__WHAT IS ASKED__
Only the number is needed: how many lines of the records include "check"?

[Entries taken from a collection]
══════

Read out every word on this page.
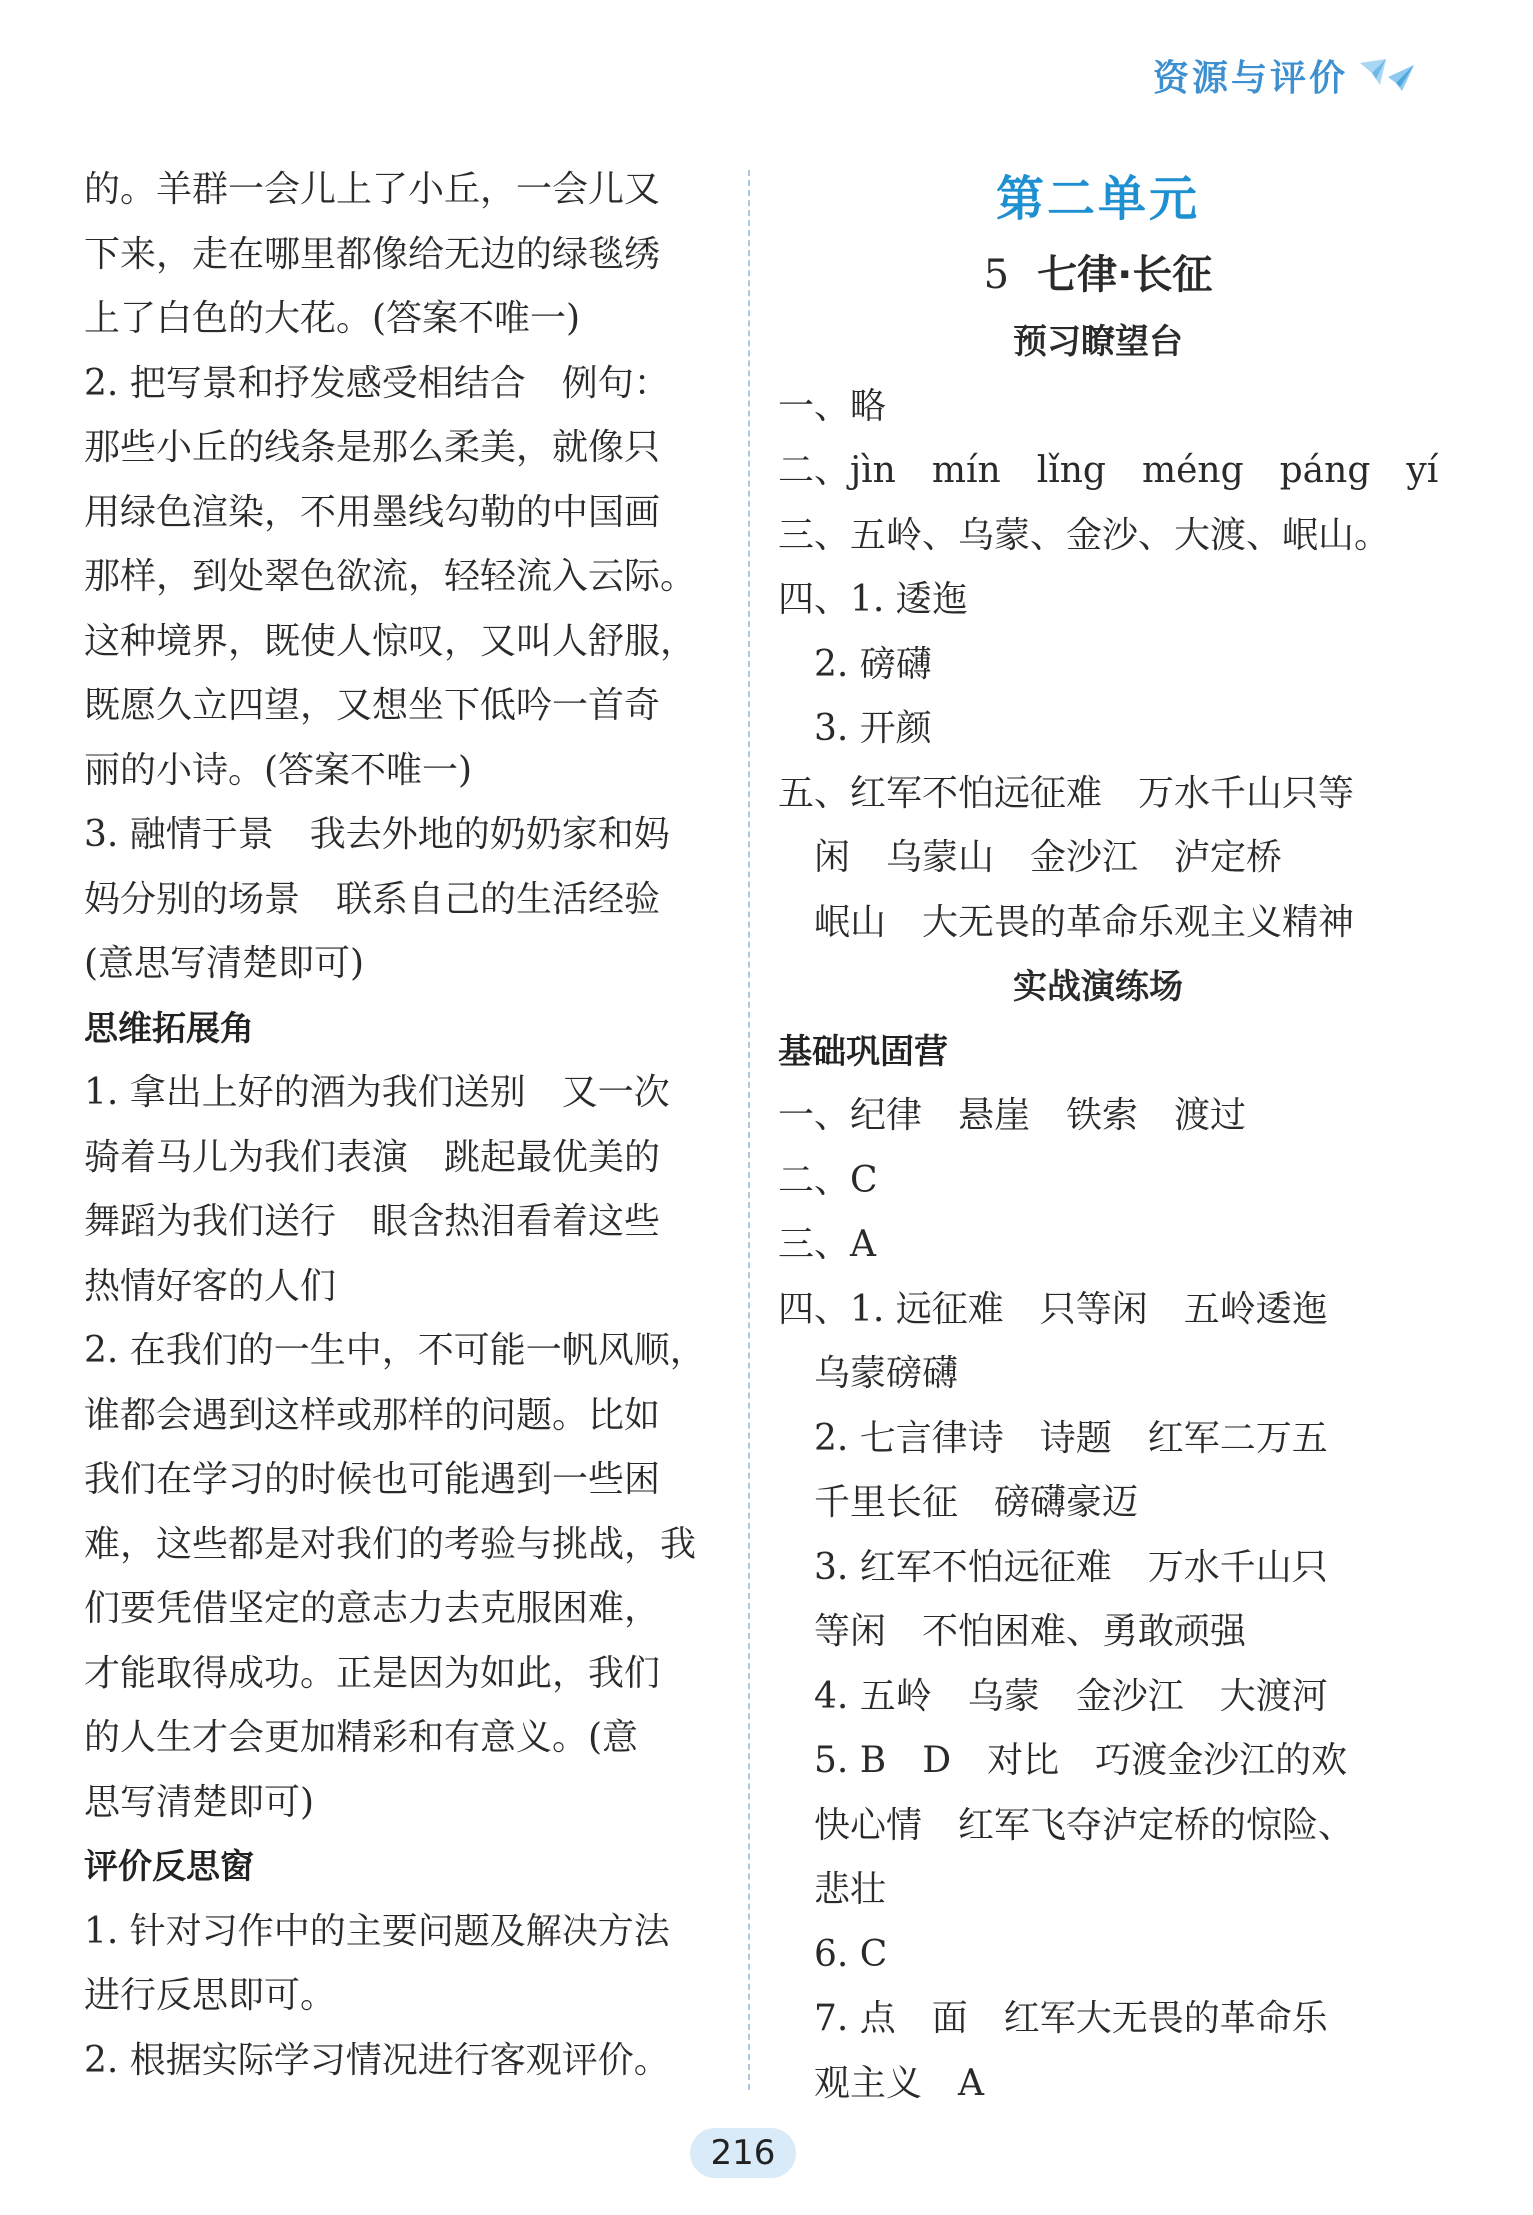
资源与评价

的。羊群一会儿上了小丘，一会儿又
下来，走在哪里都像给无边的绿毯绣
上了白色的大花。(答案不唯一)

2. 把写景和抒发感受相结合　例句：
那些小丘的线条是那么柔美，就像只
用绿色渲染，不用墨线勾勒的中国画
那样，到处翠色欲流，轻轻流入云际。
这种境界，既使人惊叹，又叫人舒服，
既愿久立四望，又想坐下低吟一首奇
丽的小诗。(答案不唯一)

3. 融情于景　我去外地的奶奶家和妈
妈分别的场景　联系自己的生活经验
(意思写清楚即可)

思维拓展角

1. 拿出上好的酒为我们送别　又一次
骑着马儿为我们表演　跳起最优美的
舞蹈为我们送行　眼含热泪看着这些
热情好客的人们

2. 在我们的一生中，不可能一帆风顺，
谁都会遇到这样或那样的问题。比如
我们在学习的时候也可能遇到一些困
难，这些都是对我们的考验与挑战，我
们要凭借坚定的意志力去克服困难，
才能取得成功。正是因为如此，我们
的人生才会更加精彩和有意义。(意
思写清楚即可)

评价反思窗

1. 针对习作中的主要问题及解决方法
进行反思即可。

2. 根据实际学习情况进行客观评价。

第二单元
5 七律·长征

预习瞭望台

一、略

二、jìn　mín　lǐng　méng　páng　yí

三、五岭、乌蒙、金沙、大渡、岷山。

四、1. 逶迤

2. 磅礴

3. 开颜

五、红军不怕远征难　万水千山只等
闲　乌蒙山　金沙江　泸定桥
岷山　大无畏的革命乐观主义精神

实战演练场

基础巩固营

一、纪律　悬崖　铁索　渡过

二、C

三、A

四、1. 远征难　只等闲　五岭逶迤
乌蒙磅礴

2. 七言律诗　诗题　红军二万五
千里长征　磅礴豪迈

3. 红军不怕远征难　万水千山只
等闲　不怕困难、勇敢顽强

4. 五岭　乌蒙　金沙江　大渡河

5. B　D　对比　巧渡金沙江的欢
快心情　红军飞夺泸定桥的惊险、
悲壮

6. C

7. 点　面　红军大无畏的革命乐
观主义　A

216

══════

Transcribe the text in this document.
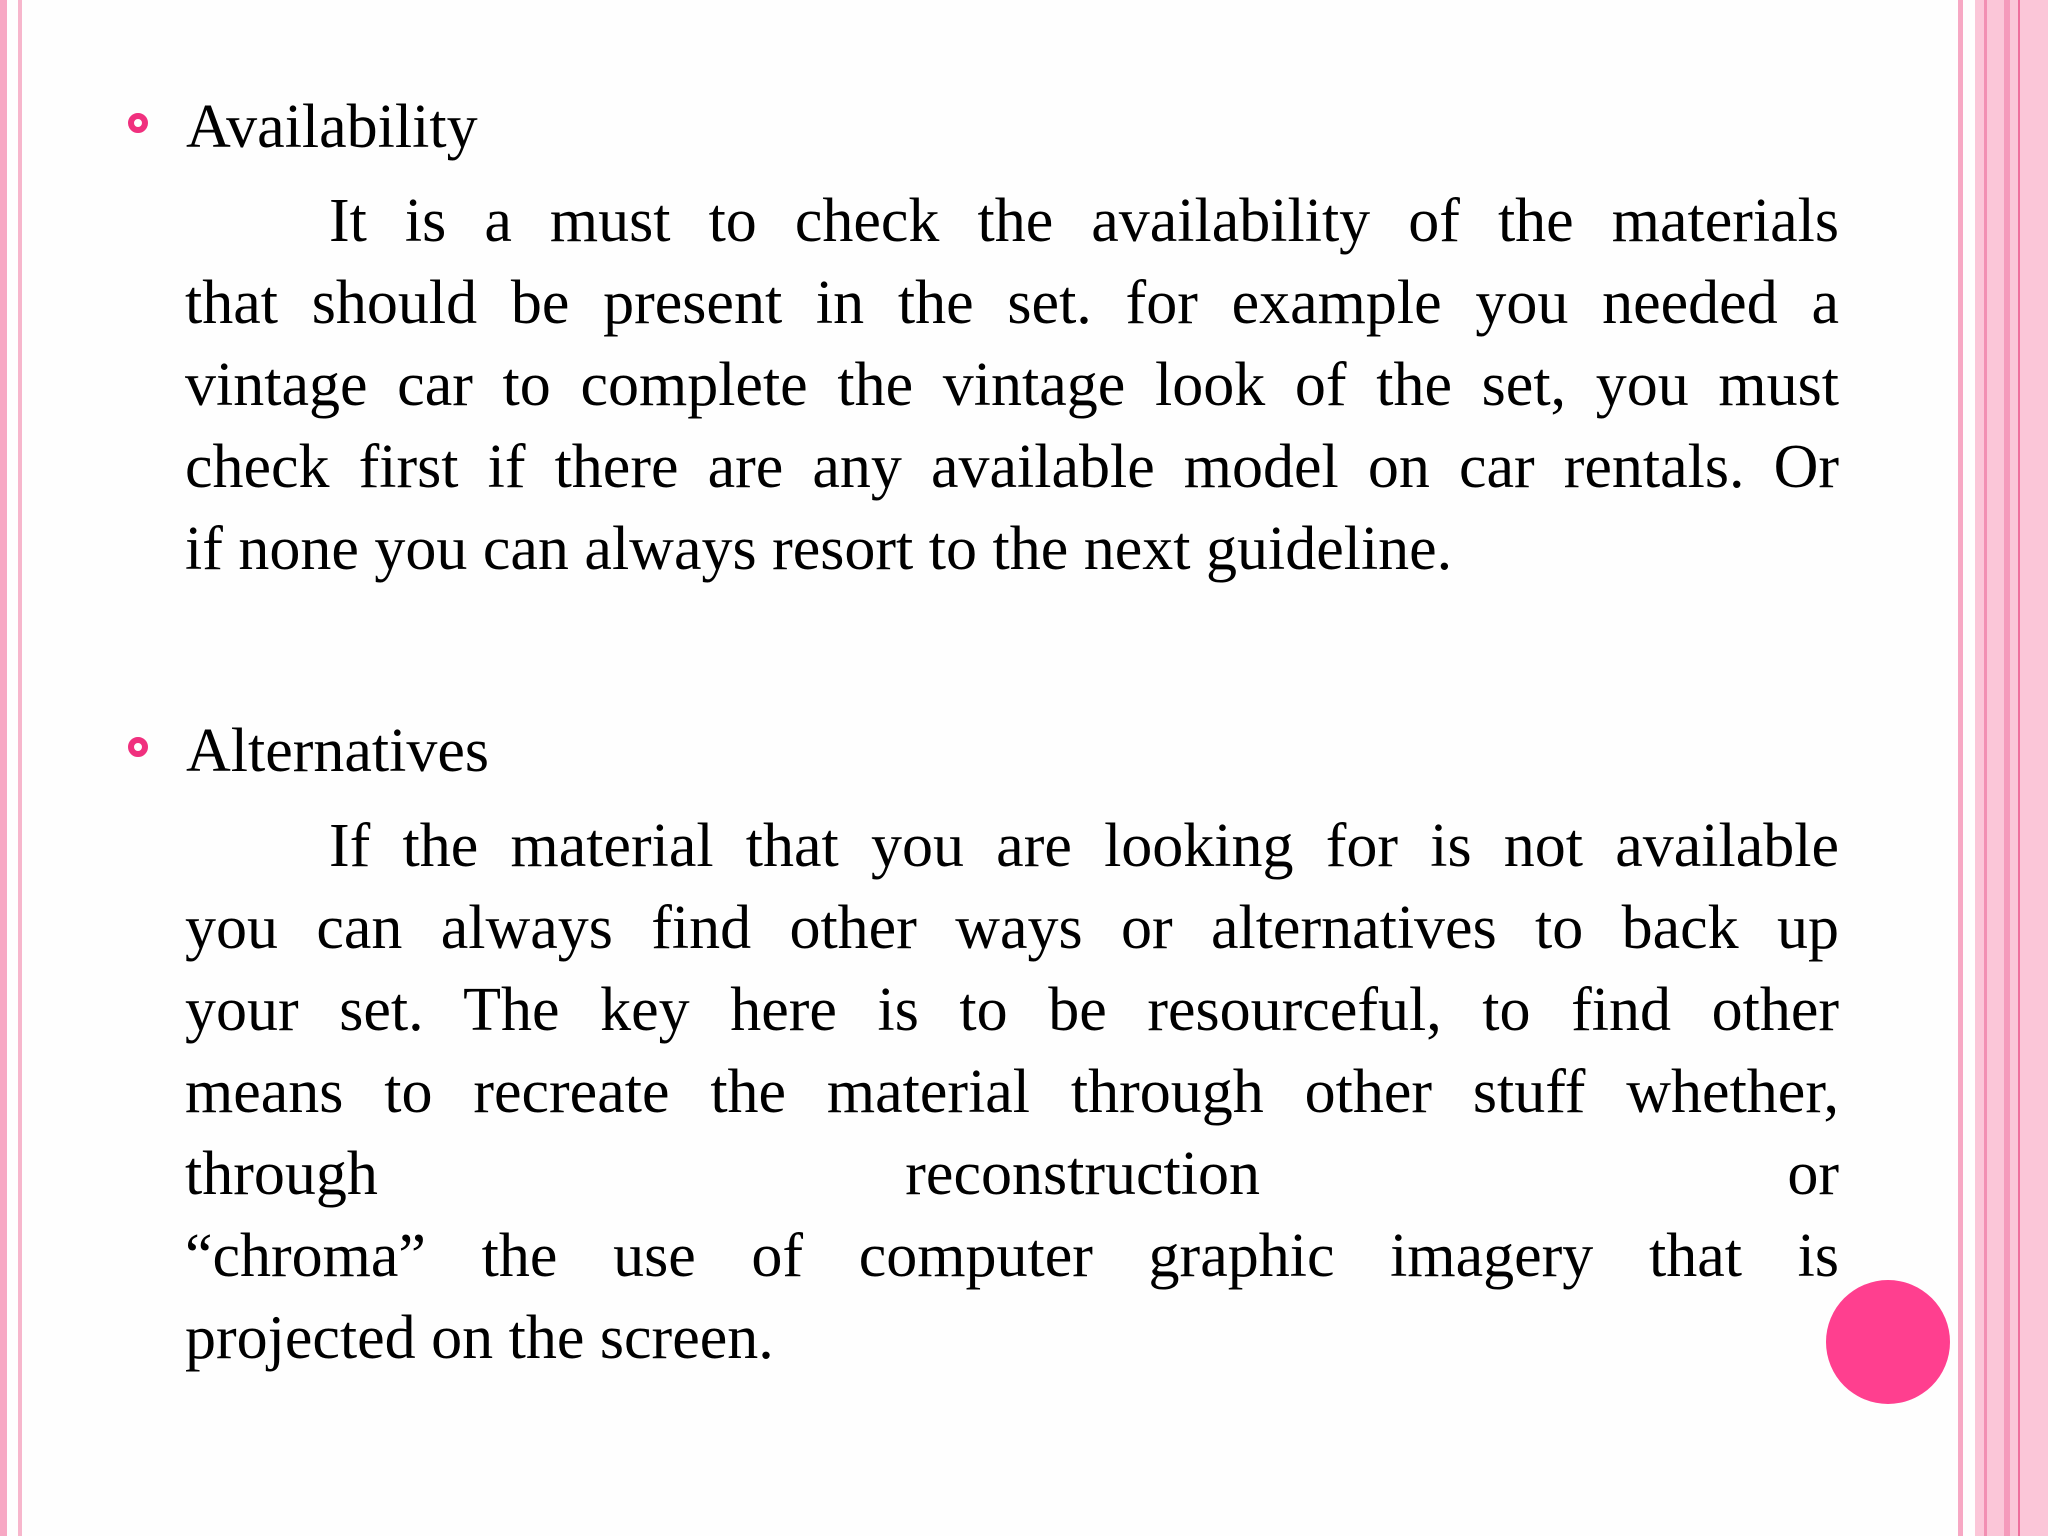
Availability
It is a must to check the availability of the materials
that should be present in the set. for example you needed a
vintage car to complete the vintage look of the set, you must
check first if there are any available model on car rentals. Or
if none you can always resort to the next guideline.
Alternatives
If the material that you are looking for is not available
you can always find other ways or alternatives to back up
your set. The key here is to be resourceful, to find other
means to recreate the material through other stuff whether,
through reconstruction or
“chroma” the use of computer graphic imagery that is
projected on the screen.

══════

__SOLUTION TO THE EXERCISE__
2